What is being asked >> Retype the records below exactly as they appear, but leave out any pictures.

Stored items from a collection:
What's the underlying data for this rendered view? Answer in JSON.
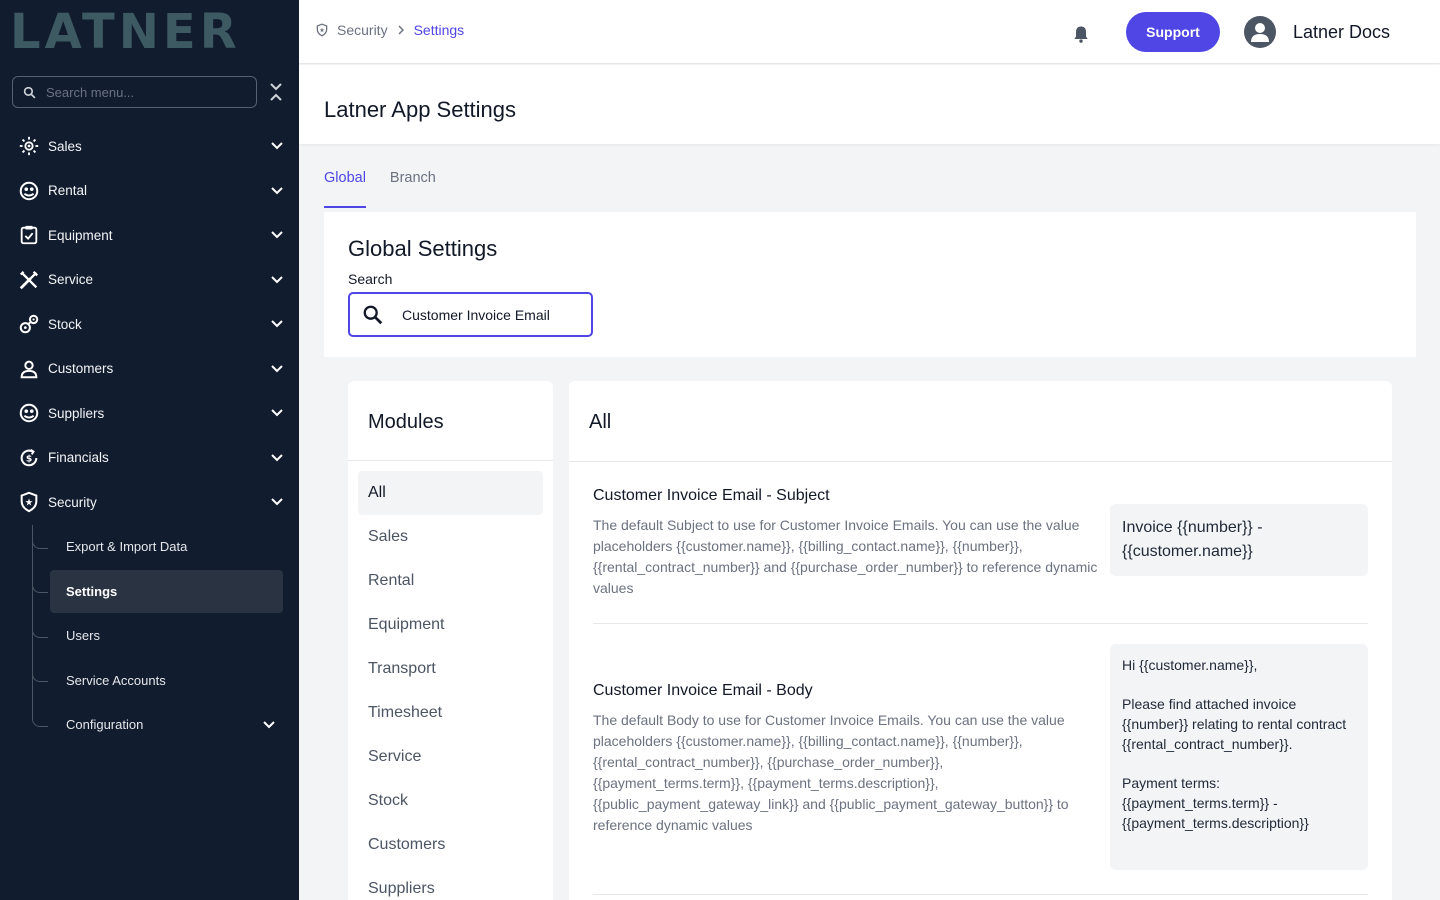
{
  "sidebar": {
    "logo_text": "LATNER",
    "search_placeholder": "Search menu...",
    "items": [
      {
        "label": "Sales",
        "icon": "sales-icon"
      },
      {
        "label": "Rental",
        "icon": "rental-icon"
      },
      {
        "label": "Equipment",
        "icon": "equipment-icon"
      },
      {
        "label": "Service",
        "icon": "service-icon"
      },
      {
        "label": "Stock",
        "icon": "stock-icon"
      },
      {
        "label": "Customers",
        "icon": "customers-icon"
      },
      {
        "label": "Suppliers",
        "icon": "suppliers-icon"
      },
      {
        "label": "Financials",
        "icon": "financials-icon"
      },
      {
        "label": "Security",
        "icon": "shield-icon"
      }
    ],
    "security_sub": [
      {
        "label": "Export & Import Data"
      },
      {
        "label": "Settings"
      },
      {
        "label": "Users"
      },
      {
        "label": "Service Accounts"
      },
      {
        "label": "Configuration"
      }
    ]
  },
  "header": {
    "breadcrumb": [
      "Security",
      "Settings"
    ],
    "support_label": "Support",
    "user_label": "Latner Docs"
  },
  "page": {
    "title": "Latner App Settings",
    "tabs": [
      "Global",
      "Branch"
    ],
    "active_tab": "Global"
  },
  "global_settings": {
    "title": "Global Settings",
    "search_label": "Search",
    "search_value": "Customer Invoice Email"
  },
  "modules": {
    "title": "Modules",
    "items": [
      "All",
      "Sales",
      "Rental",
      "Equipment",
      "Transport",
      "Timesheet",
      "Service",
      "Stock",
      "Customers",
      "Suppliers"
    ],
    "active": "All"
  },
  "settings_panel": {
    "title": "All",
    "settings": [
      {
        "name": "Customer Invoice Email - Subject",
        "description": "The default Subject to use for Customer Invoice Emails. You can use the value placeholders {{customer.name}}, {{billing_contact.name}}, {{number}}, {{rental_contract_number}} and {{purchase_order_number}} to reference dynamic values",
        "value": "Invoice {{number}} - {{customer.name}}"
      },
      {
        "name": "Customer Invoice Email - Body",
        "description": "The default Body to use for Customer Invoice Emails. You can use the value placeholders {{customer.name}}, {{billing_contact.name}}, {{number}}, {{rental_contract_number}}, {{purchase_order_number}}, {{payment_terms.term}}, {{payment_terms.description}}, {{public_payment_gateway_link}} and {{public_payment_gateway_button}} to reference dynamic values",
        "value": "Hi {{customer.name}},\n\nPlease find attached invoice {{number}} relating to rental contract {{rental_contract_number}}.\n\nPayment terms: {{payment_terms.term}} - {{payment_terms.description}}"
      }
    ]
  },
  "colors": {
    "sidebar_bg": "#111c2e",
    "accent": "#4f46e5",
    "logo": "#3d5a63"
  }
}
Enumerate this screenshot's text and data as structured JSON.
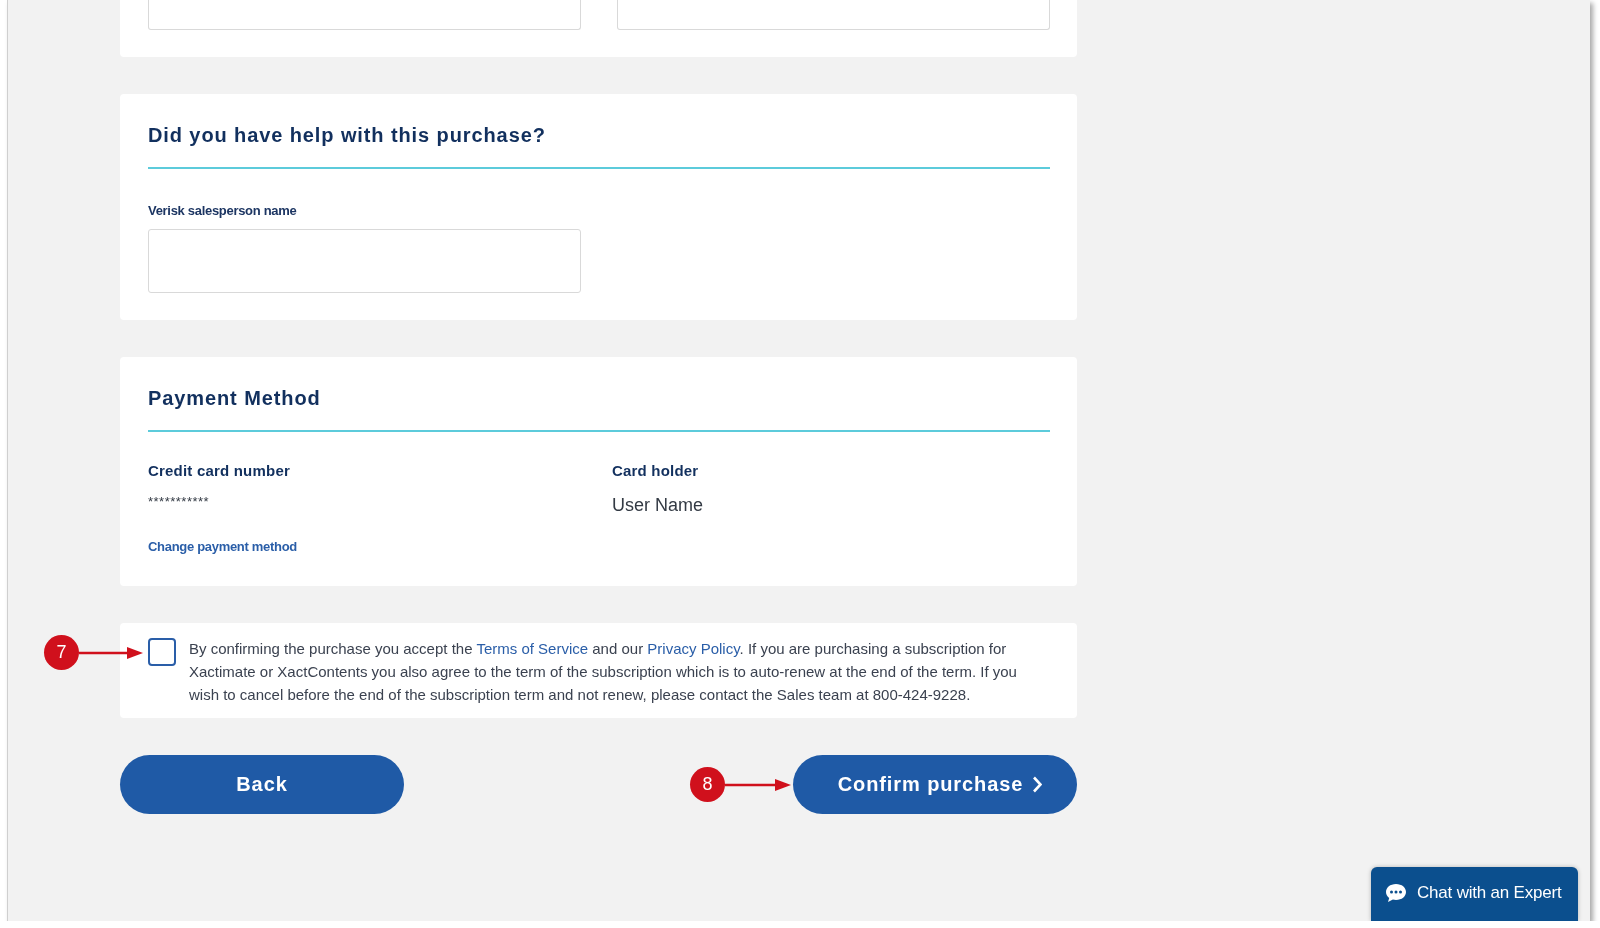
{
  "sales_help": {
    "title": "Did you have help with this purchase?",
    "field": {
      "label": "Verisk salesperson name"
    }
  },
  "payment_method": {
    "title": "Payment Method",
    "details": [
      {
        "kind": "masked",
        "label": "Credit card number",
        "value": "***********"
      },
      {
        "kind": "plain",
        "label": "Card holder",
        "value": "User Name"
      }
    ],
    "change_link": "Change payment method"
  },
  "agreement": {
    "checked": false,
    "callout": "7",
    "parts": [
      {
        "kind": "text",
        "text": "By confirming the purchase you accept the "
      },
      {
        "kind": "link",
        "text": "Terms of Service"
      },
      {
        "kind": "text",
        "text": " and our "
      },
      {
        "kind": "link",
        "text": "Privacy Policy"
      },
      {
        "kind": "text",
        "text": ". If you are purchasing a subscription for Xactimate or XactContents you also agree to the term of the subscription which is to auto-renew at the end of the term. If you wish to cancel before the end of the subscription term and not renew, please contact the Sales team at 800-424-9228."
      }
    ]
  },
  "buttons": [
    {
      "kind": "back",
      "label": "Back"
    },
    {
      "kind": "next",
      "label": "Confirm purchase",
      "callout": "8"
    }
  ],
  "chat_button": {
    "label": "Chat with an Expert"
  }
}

Task solution >>
What's the underlying data for this rendered view? Answer in JSON.
{
  "sidebar": {
    "logo_text": "LATNER",
    "search_placeholder": "Search menu...",
    "items": [
      {
        "label": "Sales",
        "icon": "sales-icon"
      },
      {
        "label": "Rental",
        "icon": "rental-icon"
      },
      {
        "label": "Equipment",
        "icon": "equipment-icon"
      },
      {
        "label": "Service",
        "icon": "service-icon"
      },
      {
        "label": "Stock",
        "icon": "stock-icon"
      },
      {
        "label": "Customers",
        "icon": "customers-icon"
      },
      {
        "label": "Suppliers",
        "icon": "suppliers-icon"
      },
      {
        "label": "Financials",
        "icon": "financials-icon"
      },
      {
        "label": "Security",
        "icon": "shield-icon"
      }
    ],
    "security_sub": [
      {
        "label": "Export & Import Data"
      },
      {
        "label": "Settings"
      },
      {
        "label": "Users"
      },
      {
        "label": "Service Accounts"
      },
      {
        "label": "Configuration"
      }
    ]
  },
  "header": {
    "breadcrumb": [
      "Security",
      "Settings"
    ],
    "support_label": "Support",
    "user_label": "Latner Docs"
  },
  "page": {
    "title": "Latner App Settings",
    "tabs": [
      "Global",
      "Branch"
    ],
    "active_tab": "Global"
  },
  "global_settings": {
    "title": "Global Settings",
    "search_label": "Search",
    "search_value": "Customer Invoice Email"
  },
  "modules": {
    "title": "Modules",
    "items": [
      "All",
      "Sales",
      "Rental",
      "Equipment",
      "Transport",
      "Timesheet",
      "Service",
      "Stock",
      "Customers",
      "Suppliers"
    ],
    "active": "All"
  },
  "settings_panel": {
    "title": "All",
    "settings": [
      {
        "name": "Customer Invoice Email - Subject",
        "description": "The default Subject to use for Customer Invoice Emails. You can use the value placeholders {{customer.name}}, {{billing_contact.name}}, {{number}}, {{rental_contract_number}} and {{purchase_order_number}} to reference dynamic values",
        "value": "Invoice {{number}} - {{customer.name}}"
      },
      {
        "name": "Customer Invoice Email - Body",
        "description": "The default Body to use for Customer Invoice Emails. You can use the value placeholders {{customer.name}}, {{billing_contact.name}}, {{number}}, {{rental_contract_number}}, {{purchase_order_number}}, {{payment_terms.term}}, {{payment_terms.description}}, {{public_payment_gateway_link}} and {{public_payment_gateway_button}} to reference dynamic values",
        "value": "Hi {{customer.name}},\n\nPlease find attached invoice {{number}} relating to rental contract {{rental_contract_number}}.\n\nPayment terms: {{payment_terms.term}} - {{payment_terms.description}}"
      }
    ]
  },
  "colors": {
    "sidebar_bg": "#111c2e",
    "accent": "#4f46e5",
    "logo": "#3d5a63"
  }
}
Enumerate this screenshot's text and data as structured JSON.
{
  "sales_help": {
    "title": "Did you have help with this purchase?",
    "field": {
      "label": "Verisk salesperson name"
    }
  },
  "payment_method": {
    "title": "Payment Method",
    "details": [
      {
        "kind": "masked",
        "label": "Credit card number",
        "value": "***********"
      },
      {
        "kind": "plain",
        "label": "Card holder",
        "value": "User Name"
      }
    ],
    "change_link": "Change payment method"
  },
  "agreement": {
    "checked": false,
    "callout": "7",
    "parts": [
      {
        "kind": "text",
        "text": "By confirming the purchase you accept the "
      },
      {
        "kind": "link",
        "text": "Terms of Service"
      },
      {
        "kind": "text",
        "text": " and our "
      },
      {
        "kind": "link",
        "text": "Privacy Policy"
      },
      {
        "kind": "text",
        "text": ". If you are purchasing a subscription for Xactimate or XactContents you also agree to the term of the subscription which is to auto-renew at the end of the term. If you wish to cancel before the end of the subscription term and not renew, please contact the Sales team at 800-424-9228."
      }
    ]
  },
  "buttons": [
    {
      "kind": "back",
      "label": "Back"
    },
    {
      "kind": "next",
      "label": "Confirm purchase",
      "callout": "8"
    }
  ],
  "chat_button": {
    "label": "Chat with an Expert"
  }
}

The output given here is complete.